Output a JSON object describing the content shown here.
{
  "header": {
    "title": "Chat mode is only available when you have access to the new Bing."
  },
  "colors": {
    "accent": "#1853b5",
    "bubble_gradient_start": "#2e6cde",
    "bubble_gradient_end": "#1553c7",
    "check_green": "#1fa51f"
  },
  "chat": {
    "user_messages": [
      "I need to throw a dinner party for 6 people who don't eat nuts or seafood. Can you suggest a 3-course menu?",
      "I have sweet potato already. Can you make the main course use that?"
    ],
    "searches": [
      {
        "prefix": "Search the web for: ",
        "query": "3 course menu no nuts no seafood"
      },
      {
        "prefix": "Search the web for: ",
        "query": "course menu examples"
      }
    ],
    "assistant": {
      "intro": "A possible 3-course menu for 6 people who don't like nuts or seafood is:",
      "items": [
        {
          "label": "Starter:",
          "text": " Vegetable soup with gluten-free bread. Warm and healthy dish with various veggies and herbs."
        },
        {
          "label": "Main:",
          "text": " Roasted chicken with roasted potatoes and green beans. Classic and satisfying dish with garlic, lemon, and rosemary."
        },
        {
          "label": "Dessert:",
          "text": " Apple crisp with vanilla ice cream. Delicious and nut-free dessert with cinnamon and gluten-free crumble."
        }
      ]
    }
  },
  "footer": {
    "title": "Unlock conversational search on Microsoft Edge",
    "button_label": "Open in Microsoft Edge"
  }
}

####

## GOAL
From the first line to the last, retype the data exactly.

## FINAL ANSWER
Output a JSON object describing the content shown here.
{
  "header": {
    "title": "Chat mode is only available when you have access to the new Bing."
  },
  "colors": {
    "accent": "#1853b5",
    "bubble_gradient_start": "#2e6cde",
    "bubble_gradient_end": "#1553c7",
    "check_green": "#1fa51f"
  },
  "chat": {
    "user_messages": [
      "I need to throw a dinner party for 6 people who don't eat nuts or seafood. Can you suggest a 3-course menu?",
      "I have sweet potato already. Can you make the main course use that?"
    ],
    "searches": [
      {
        "prefix": "Search the web for: ",
        "query": "3 course menu no nuts no seafood"
      },
      {
        "prefix": "Search the web for: ",
        "query": "course menu examples"
      }
    ],
    "assistant": {
      "intro": "A possible 3-course menu for 6 people who don't like nuts or seafood is:",
      "items": [
        {
          "label": "Starter:",
          "text": " Vegetable soup with gluten-free bread. Warm and healthy dish with various veggies and herbs."
        },
        {
          "label": "Main:",
          "text": " Roasted chicken with roasted potatoes and green beans. Classic and satisfying dish with garlic, lemon, and rosemary."
        },
        {
          "label": "Dessert:",
          "text": " Apple crisp with vanilla ice cream. Delicious and nut-free dessert with cinnamon and gluten-free crumble."
        }
      ]
    }
  },
  "footer": {
    "title": "Unlock conversational search on Microsoft Edge",
    "button_label": "Open in Microsoft Edge"
  }
}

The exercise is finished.